▶ _JOB_
Please copy the data below word for word, keeping every line unchanged.

▶ _INPUT RECORDS_
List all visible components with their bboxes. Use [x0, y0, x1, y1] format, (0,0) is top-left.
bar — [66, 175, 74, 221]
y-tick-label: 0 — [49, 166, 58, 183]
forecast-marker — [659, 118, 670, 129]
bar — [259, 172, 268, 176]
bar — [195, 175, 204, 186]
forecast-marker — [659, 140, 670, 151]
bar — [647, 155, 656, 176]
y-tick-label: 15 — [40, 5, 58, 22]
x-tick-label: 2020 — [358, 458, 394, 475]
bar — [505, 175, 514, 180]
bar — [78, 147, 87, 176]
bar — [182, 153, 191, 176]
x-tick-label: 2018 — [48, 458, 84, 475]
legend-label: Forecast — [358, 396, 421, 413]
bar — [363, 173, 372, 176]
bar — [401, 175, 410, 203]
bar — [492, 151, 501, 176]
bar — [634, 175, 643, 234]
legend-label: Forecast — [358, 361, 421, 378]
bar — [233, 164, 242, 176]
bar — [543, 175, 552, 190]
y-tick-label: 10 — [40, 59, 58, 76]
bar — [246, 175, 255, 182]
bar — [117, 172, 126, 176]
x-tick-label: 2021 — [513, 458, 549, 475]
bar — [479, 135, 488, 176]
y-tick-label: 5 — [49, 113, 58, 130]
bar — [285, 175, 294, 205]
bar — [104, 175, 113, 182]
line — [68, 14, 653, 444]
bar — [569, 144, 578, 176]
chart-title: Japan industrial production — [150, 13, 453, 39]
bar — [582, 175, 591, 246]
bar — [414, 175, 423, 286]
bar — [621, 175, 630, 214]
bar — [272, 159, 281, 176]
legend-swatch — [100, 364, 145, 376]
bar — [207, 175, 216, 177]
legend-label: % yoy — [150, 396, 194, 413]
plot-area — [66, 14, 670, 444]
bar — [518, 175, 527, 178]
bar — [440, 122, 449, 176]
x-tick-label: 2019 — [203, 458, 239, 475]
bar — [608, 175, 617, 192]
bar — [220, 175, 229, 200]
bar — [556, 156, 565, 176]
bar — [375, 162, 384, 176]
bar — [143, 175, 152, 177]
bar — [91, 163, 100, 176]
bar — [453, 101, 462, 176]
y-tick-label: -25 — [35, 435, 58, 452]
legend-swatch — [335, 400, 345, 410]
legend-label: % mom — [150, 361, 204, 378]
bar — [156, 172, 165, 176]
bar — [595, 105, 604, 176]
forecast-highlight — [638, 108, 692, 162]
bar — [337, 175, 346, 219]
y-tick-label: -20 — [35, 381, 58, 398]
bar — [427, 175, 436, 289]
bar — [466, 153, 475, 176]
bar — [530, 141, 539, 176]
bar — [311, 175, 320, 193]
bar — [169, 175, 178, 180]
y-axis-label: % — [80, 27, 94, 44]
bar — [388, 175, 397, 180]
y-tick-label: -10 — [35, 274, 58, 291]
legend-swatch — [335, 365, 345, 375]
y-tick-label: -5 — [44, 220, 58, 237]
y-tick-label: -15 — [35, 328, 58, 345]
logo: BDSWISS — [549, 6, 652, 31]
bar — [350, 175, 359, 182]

▶ _TASK SOLUTION_
List all visible components with their bboxes. Use [x0, y0, x1, y1] format, (0,0) is top-left.
bar — [66, 175, 74, 221]
y-tick-label: 0 — [49, 166, 58, 183]
forecast-marker — [659, 118, 670, 129]
bar — [259, 172, 268, 176]
bar — [195, 175, 204, 186]
forecast-marker — [659, 140, 670, 151]
bar — [647, 155, 656, 176]
y-tick-label: 15 — [40, 5, 58, 22]
x-tick-label: 2020 — [358, 458, 394, 475]
bar — [505, 175, 514, 180]
bar — [78, 147, 87, 176]
bar — [182, 153, 191, 176]
x-tick-label: 2018 — [48, 458, 84, 475]
legend-label: Forecast — [358, 396, 421, 413]
bar — [363, 173, 372, 176]
bar — [401, 175, 410, 203]
bar — [492, 151, 501, 176]
bar — [634, 175, 643, 234]
legend-label: Forecast — [358, 361, 421, 378]
bar — [233, 164, 242, 176]
bar — [543, 175, 552, 190]
y-tick-label: 10 — [40, 59, 58, 76]
bar — [246, 175, 255, 182]
bar — [117, 172, 126, 176]
x-tick-label: 2021 — [513, 458, 549, 475]
bar — [479, 135, 488, 176]
y-tick-label: 5 — [49, 113, 58, 130]
bar — [285, 175, 294, 205]
bar — [104, 175, 113, 182]
line — [68, 14, 653, 444]
bar — [569, 144, 578, 176]
chart-title: Japan industrial production — [150, 13, 453, 39]
bar — [582, 175, 591, 246]
bar — [414, 175, 423, 286]
bar — [621, 175, 630, 214]
bar — [272, 159, 281, 176]
legend-swatch — [100, 364, 145, 376]
bar — [207, 175, 216, 177]
legend-label: % yoy — [150, 396, 194, 413]
plot-area — [66, 14, 670, 444]
bar — [518, 175, 527, 178]
bar — [440, 122, 449, 176]
x-tick-label: 2019 — [203, 458, 239, 475]
bar — [608, 175, 617, 192]
bar — [220, 175, 229, 200]
bar — [556, 156, 565, 176]
bar — [375, 162, 384, 176]
bar — [143, 175, 152, 177]
bar — [91, 163, 100, 176]
bar — [453, 101, 462, 176]
y-tick-label: -25 — [35, 435, 58, 452]
legend-swatch — [335, 400, 345, 410]
legend-label: % mom — [150, 361, 204, 378]
bar — [156, 172, 165, 176]
bar — [595, 105, 604, 176]
forecast-highlight — [638, 108, 692, 162]
bar — [337, 175, 346, 219]
y-tick-label: -20 — [35, 381, 58, 398]
bar — [427, 175, 436, 289]
bar — [466, 153, 475, 176]
bar — [530, 141, 539, 176]
bar — [311, 175, 320, 193]
bar — [169, 175, 178, 180]
y-axis-label: % — [80, 27, 94, 44]
bar — [388, 175, 397, 180]
y-tick-label: -10 — [35, 274, 58, 291]
legend-swatch — [335, 365, 345, 375]
y-tick-label: -5 — [44, 220, 58, 237]
y-tick-label: -15 — [35, 328, 58, 345]
logo: BDSWISS — [549, 6, 652, 31]
bar — [350, 175, 359, 182]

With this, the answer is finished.